## Recorded data
○ ○ ○ ○ ○
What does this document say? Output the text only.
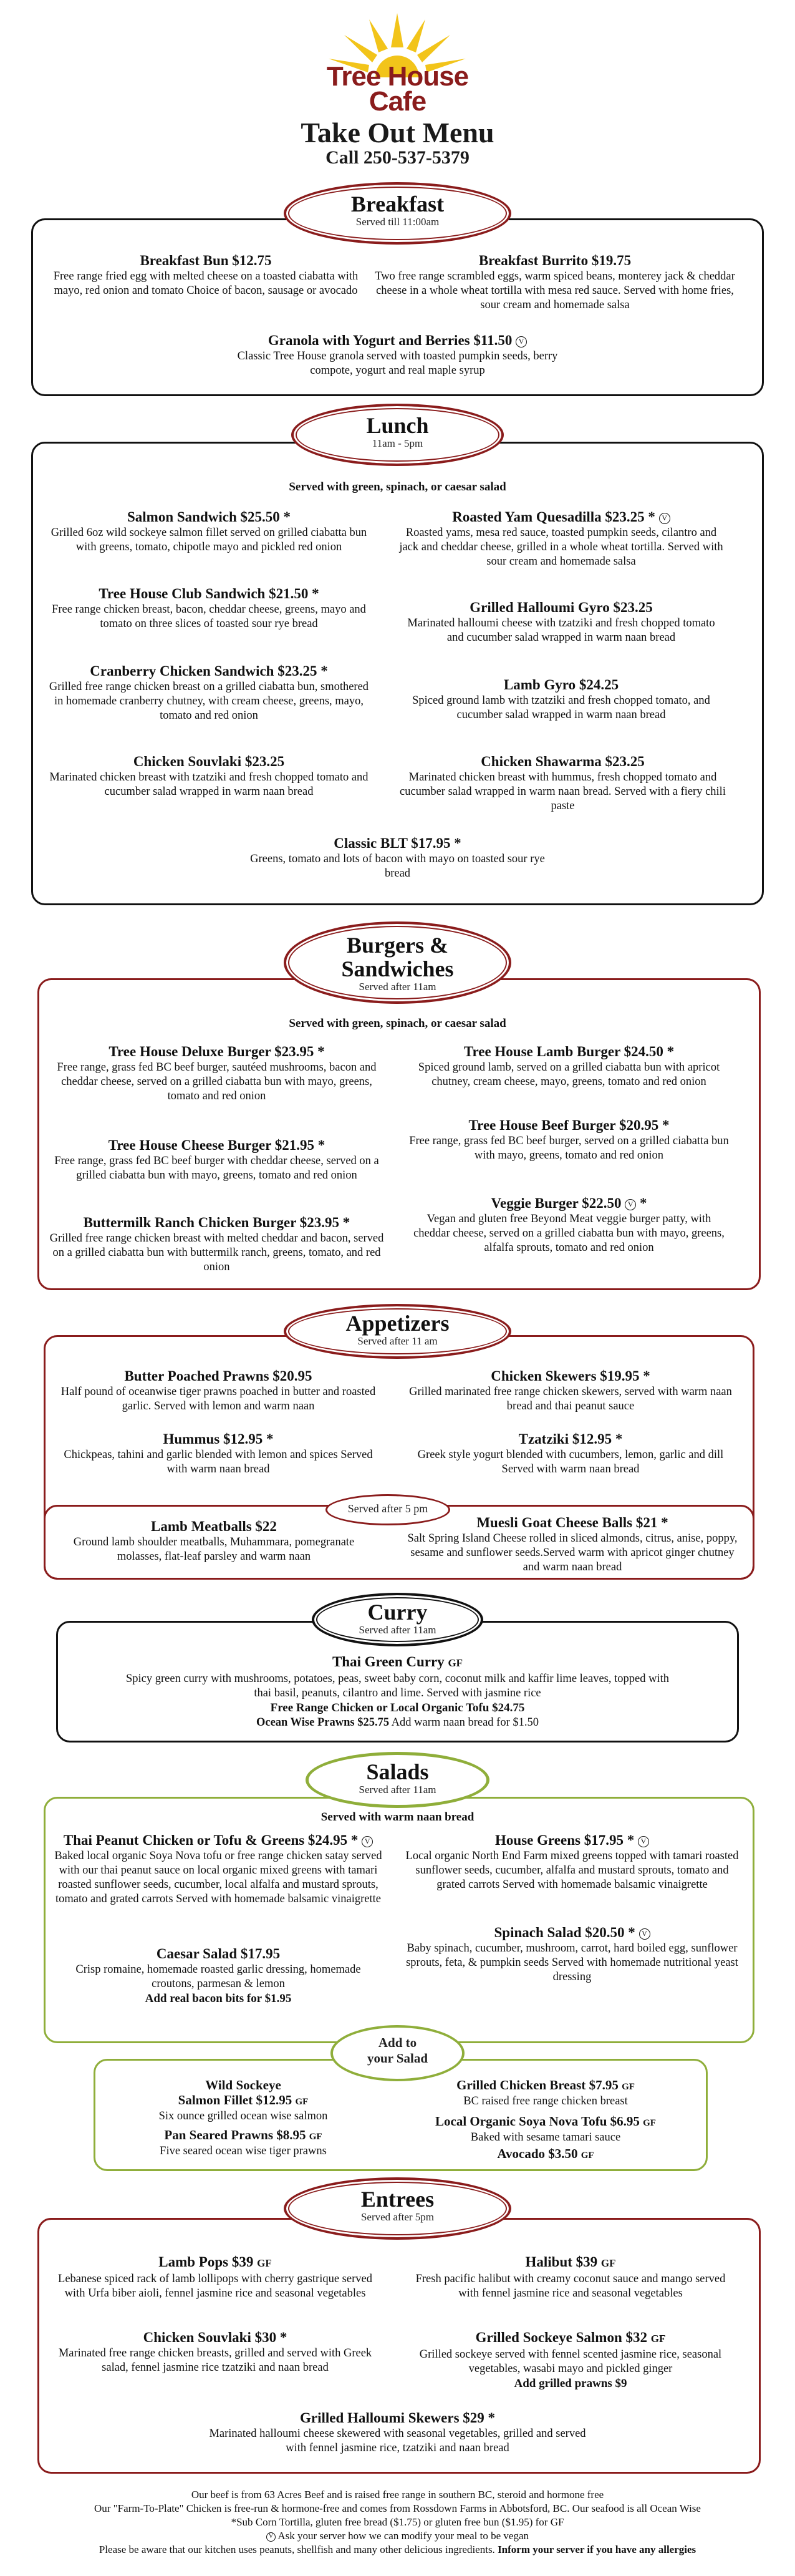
Tree House
Cafe
Take Out Menu
Call 250-537-5379
Breakfast
Served till 11:00am
Breakfast Bun $12.75
Free range fried egg with melted cheese on a toasted ciabatta with mayo, red onion and tomato Choice of bacon, sausage or avocado
Breakfast Burrito $19.75
Two free range scrambled eggs, warm spiced beans, monterey jack & cheddar cheese in a whole wheat tortilla with mesa red sauce. Served with home fries, sour cream and homemade salsa
Granola with Yogurt and Berries $11.50 V
Classic Tree House granola served with toasted pumpkin seeds, berry compote, yogurt and real maple syrup
Lunch
11am - 5pm
Served with green, spinach, or caesar salad
Salmon Sandwich $25.50 *
Grilled 6oz wild sockeye salmon fillet served on grilled ciabatta bun with greens, tomato, chipotle mayo and pickled red onion
Roasted Yam Quesadilla $23.25 * V
Roasted yams, mesa red sauce, toasted pumpkin seeds, cilantro and jack and cheddar cheese, grilled in a whole wheat tortilla. Served with sour cream and homemade salsa
Tree House Club Sandwich $21.50 *
Free range chicken breast, bacon, cheddar cheese, greens, mayo and tomato on three slices of toasted sour rye bread
Grilled Halloumi Gyro $23.25
Marinated halloumi cheese with tzatziki and fresh chopped tomato and cucumber salad wrapped in warm naan bread
Cranberry Chicken Sandwich $23.25 *
Grilled free range chicken breast on a grilled ciabatta bun, smothered in homemade cranberry chutney, with cream cheese, greens, mayo, tomato and red onion
Lamb Gyro $24.25
Spiced ground lamb with tzatziki and fresh chopped tomato, and cucumber salad wrapped in warm naan bread
Chicken Souvlaki $23.25
Marinated chicken breast with tzatziki and fresh chopped tomato and cucumber salad wrapped in warm naan bread
Chicken Shawarma $23.25
Marinated chicken breast with hummus, fresh chopped tomato and cucumber salad wrapped in warm naan bread. Served with a fiery chili paste
Classic BLT $17.95 *
Greens, tomato and lots of bacon with mayo on toasted sour rye bread
Burgers &
Sandwiches
Served after 11am
Served with green, spinach, or caesar salad
Tree House Deluxe Burger $23.95 *
Free range, grass fed BC beef burger, sautéed mushrooms, bacon and cheddar cheese, served on a grilled ciabatta bun with mayo, greens, tomato and red onion
Tree House Lamb Burger $24.50 *
Spiced ground lamb, served on a grilled ciabatta bun with apricot chutney, cream cheese, mayo, greens, tomato and red onion
Tree House Cheese Burger $21.95 *
Free range, grass fed BC beef burger with cheddar cheese, served on a grilled ciabatta bun with mayo, greens, tomato and red onion
Tree House Beef Burger $20.95 *
Free range, grass fed BC beef burger, served on a grilled ciabatta bun with mayo, greens, tomato and red onion
Buttermilk Ranch Chicken Burger $23.95 *
Grilled free range chicken breast with melted cheddar and bacon, served on a grilled ciabatta bun with buttermilk ranch, greens, tomato, and red onion
Veggie Burger $22.50 V *
Vegan and gluten free Beyond Meat veggie burger patty, with cheddar cheese, served on a grilled ciabatta bun with mayo, greens, alfalfa sprouts, tomato and red onion
Appetizers
Served after 11 am
Butter Poached Prawns $20.95
Half pound of oceanwise tiger prawns poached in butter and roasted garlic. Served with lemon and warm naan
Chicken Skewers $19.95 *
Grilled marinated free range chicken skewers, served with warm naan bread and thai peanut sauce
Hummus $12.95 *
Chickpeas, tahini and garlic blended with lemon and spices Served with warm naan bread
Tzatziki $12.95 *
Greek style yogurt blended with cucumbers, lemon, garlic and dill Served with warm naan bread
Lamb Meatballs $22
Ground lamb shoulder meatballs, Muhammara, pomegranate molasses, flat-leaf parsley and warm naan
Muesli Goat Cheese Balls $21 *
Salt Spring Island Cheese rolled in sliced almonds, citrus, anise, poppy, sesame and sunflower seeds.Served warm with apricot ginger chutney and warm naan bread
Served after 5 pm
Curry
Served after 11am
Thai Green Curry GF
Spicy green curry with mushrooms, potatoes, peas, sweet baby corn, coconut milk and kaffir lime leaves, topped with thai basil, peanuts, cilantro and lime. Served with jasmine rice
Free Range Chicken or Local Organic Tofu $24.75
Ocean Wise Prawns $25.75 Add warm naan bread for $1.50
Salads
Served after 11am
Served with warm naan bread
Thai Peanut Chicken or Tofu & Greens $24.95 * V
Baked local organic Soya Nova tofu or free range chicken satay served with our thai peanut sauce on local organic mixed greens with tamari roasted sunflower seeds, cucumber, local alfalfa and mustard sprouts, tomato and grated carrots Served with homemade balsamic vinaigrette
House Greens $17.95 * V
Local organic North End Farm mixed greens topped with tamari roasted sunflower seeds, cucumber, alfalfa and mustard sprouts, tomato and grated carrots Served with homemade balsamic vinaigrette
Caesar Salad $17.95
Crisp romaine, homemade roasted garlic dressing, homemade croutons, parmesan & lemon
Add real bacon bits for $1.95
Spinach Salad $20.50 * V
Baby spinach, cucumber, mushroom, carrot, hard boiled egg, sunflower sprouts, feta, & pumpkin seeds Served with homemade nutritional yeast dressing
Add to
your Salad
Wild Sockeye
Salmon Fillet $12.95 GF
Six ounce grilled ocean wise salmon
Grilled Chicken Breast $7.95 GF
BC raised free range chicken breast
Pan Seared Prawns $8.95 GF
Five seared ocean wise tiger prawns
Local Organic Soya Nova Tofu $6.95 GF
Baked with sesame tamari sauce
Avocado $3.50 GF
Entrees
Served after 5pm
Lamb Pops $39 GF
Lebanese spiced rack of lamb lollipops with cherry gastrique served with Urfa biber aioli, fennel jasmine rice and seasonal vegetables
Halibut $39 GF
Fresh pacific halibut with creamy coconut sauce and mango served with fennel jasmine rice and seasonal vegetables
Chicken Souvlaki $30 *
Marinated free range chicken breasts, grilled and served with Greek salad, fennel jasmine rice tzatziki and naan bread
Grilled Sockeye Salmon $32 GF
Grilled sockeye served with fennel scented jasmine rice, seasonal vegetables, wasabi mayo and pickled ginger
Add grilled prawns $9
Grilled Halloumi Skewers $29 *
Marinated halloumi cheese skewered with seasonal vegetables, grilled and served with fennel jasmine rice, tzatziki and naan bread
Our beef is from 63 Acres Beef and is raised free range in southern BC, steroid and hormone free
Our "Farm-To-Plate" Chicken is free-run & hormone-free and comes from Rossdown Farms in Abbotsford, BC. Our seafood is all Ocean Wise
*Sub Corn Tortilla, gluten free bread ($1.75) or gluten free bun ($1.95) for GF
V Ask your server how we can modify your meal to be vegan
Please be aware that our kitchen uses peanuts, shellfish and many other delicious ingredients. Inform your server if you have any allergies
○ ○ ○ ○ ○
## Exercise objective
Can you repeat every record above exactly, apart from the pictures?

## Solved exercise
What does this document say? Output the text only.
Tree House
Cafe
Take Out Menu
Call 250-537-5379
Breakfast
Served till 11:00am
Breakfast Bun $12.75
Free range fried egg with melted cheese on a toasted ciabatta with mayo, red onion and tomato Choice of bacon, sausage or avocado
Breakfast Burrito $19.75
Two free range scrambled eggs, warm spiced beans, monterey jack & cheddar cheese in a whole wheat tortilla with mesa red sauce. Served with home fries, sour cream and homemade salsa
Granola with Yogurt and Berries $11.50 V
Classic Tree House granola served with toasted pumpkin seeds, berry compote, yogurt and real maple syrup
Lunch
11am - 5pm
Served with green, spinach, or caesar salad
Salmon Sandwich $25.50 *
Grilled 6oz wild sockeye salmon fillet served on grilled ciabatta bun with greens, tomato, chipotle mayo and pickled red onion
Roasted Yam Quesadilla $23.25 * V
Roasted yams, mesa red sauce, toasted pumpkin seeds, cilantro and jack and cheddar cheese, grilled in a whole wheat tortilla. Served with sour cream and homemade salsa
Tree House Club Sandwich $21.50 *
Free range chicken breast, bacon, cheddar cheese, greens, mayo and tomato on three slices of toasted sour rye bread
Grilled Halloumi Gyro $23.25
Marinated halloumi cheese with tzatziki and fresh chopped tomato and cucumber salad wrapped in warm naan bread
Cranberry Chicken Sandwich $23.25 *
Grilled free range chicken breast on a grilled ciabatta bun, smothered in homemade cranberry chutney, with cream cheese, greens, mayo, tomato and red onion
Lamb Gyro $24.25
Spiced ground lamb with tzatziki and fresh chopped tomato, and cucumber salad wrapped in warm naan bread
Chicken Souvlaki $23.25
Marinated chicken breast with tzatziki and fresh chopped tomato and cucumber salad wrapped in warm naan bread
Chicken Shawarma $23.25
Marinated chicken breast with hummus, fresh chopped tomato and cucumber salad wrapped in warm naan bread. Served with a fiery chili paste
Classic BLT $17.95 *
Greens, tomato and lots of bacon with mayo on toasted sour rye bread
Burgers &
Sandwiches
Served after 11am
Served with green, spinach, or caesar salad
Tree House Deluxe Burger $23.95 *
Free range, grass fed BC beef burger, sautéed mushrooms, bacon and cheddar cheese, served on a grilled ciabatta bun with mayo, greens, tomato and red onion
Tree House Lamb Burger $24.50 *
Spiced ground lamb, served on a grilled ciabatta bun with apricot chutney, cream cheese, mayo, greens, tomato and red onion
Tree House Cheese Burger $21.95 *
Free range, grass fed BC beef burger with cheddar cheese, served on a grilled ciabatta bun with mayo, greens, tomato and red onion
Tree House Beef Burger $20.95 *
Free range, grass fed BC beef burger, served on a grilled ciabatta bun with mayo, greens, tomato and red onion
Buttermilk Ranch Chicken Burger $23.95 *
Grilled free range chicken breast with melted cheddar and bacon, served on a grilled ciabatta bun with buttermilk ranch, greens, tomato, and red onion
Veggie Burger $22.50 V *
Vegan and gluten free Beyond Meat veggie burger patty, with cheddar cheese, served on a grilled ciabatta bun with mayo, greens, alfalfa sprouts, tomato and red onion
Appetizers
Served after 11 am
Butter Poached Prawns $20.95
Half pound of oceanwise tiger prawns poached in butter and roasted garlic. Served with lemon and warm naan
Chicken Skewers $19.95 *
Grilled marinated free range chicken skewers, served with warm naan bread and thai peanut sauce
Hummus $12.95 *
Chickpeas, tahini and garlic blended with lemon and spices Served with warm naan bread
Tzatziki $12.95 *
Greek style yogurt blended with cucumbers, lemon, garlic and dill Served with warm naan bread
Lamb Meatballs $22
Ground lamb shoulder meatballs, Muhammara, pomegranate molasses, flat-leaf parsley and warm naan
Muesli Goat Cheese Balls $21 *
Salt Spring Island Cheese rolled in sliced almonds, citrus, anise, poppy, sesame and sunflower seeds.Served warm with apricot ginger chutney and warm naan bread
Served after 5 pm
Curry
Served after 11am
Thai Green Curry GF
Spicy green curry with mushrooms, potatoes, peas, sweet baby corn, coconut milk and kaffir lime leaves, topped with thai basil, peanuts, cilantro and lime. Served with jasmine rice
Free Range Chicken or Local Organic Tofu $24.75
Ocean Wise Prawns $25.75 Add warm naan bread for $1.50
Salads
Served after 11am
Served with warm naan bread
Thai Peanut Chicken or Tofu & Greens $24.95 * V
Baked local organic Soya Nova tofu or free range chicken satay served with our thai peanut sauce on local organic mixed greens with tamari roasted sunflower seeds, cucumber, local alfalfa and mustard sprouts, tomato and grated carrots Served with homemade balsamic vinaigrette
House Greens $17.95 * V
Local organic North End Farm mixed greens topped with tamari roasted sunflower seeds, cucumber, alfalfa and mustard sprouts, tomato and grated carrots Served with homemade balsamic vinaigrette
Caesar Salad $17.95
Crisp romaine, homemade roasted garlic dressing, homemade croutons, parmesan & lemon
Add real bacon bits for $1.95
Spinach Salad $20.50 * V
Baby spinach, cucumber, mushroom, carrot, hard boiled egg, sunflower sprouts, feta, & pumpkin seeds Served with homemade nutritional yeast dressing
Add to
your Salad
Wild Sockeye
Salmon Fillet $12.95 GF
Six ounce grilled ocean wise salmon
Grilled Chicken Breast $7.95 GF
BC raised free range chicken breast
Pan Seared Prawns $8.95 GF
Five seared ocean wise tiger prawns
Local Organic Soya Nova Tofu $6.95 GF
Baked with sesame tamari sauce
Avocado $3.50 GF
Entrees
Served after 5pm
Lamb Pops $39 GF
Lebanese spiced rack of lamb lollipops with cherry gastrique served with Urfa biber aioli, fennel jasmine rice and seasonal vegetables
Halibut $39 GF
Fresh pacific halibut with creamy coconut sauce and mango served with fennel jasmine rice and seasonal vegetables
Chicken Souvlaki $30 *
Marinated free range chicken breasts, grilled and served with Greek salad, fennel jasmine rice tzatziki and naan bread
Grilled Sockeye Salmon $32 GF
Grilled sockeye served with fennel scented jasmine rice, seasonal vegetables, wasabi mayo and pickled ginger
Add grilled prawns $9
Grilled Halloumi Skewers $29 *
Marinated halloumi cheese skewered with seasonal vegetables, grilled and served with fennel jasmine rice, tzatziki and naan bread
Our beef is from 63 Acres Beef and is raised free range in southern BC, steroid and hormone free
Our "Farm-To-Plate" Chicken is free-run & hormone-free and comes from Rossdown Farms in Abbotsford, BC. Our seafood is all Ocean Wise
*Sub Corn Tortilla, gluten free bread ($1.75) or gluten free bun ($1.95) for GF
V Ask your server how we can modify your meal to be vegan
Please be aware that our kitchen uses peanuts, shellfish and many other delicious ingredients. Inform your server if you have any allergies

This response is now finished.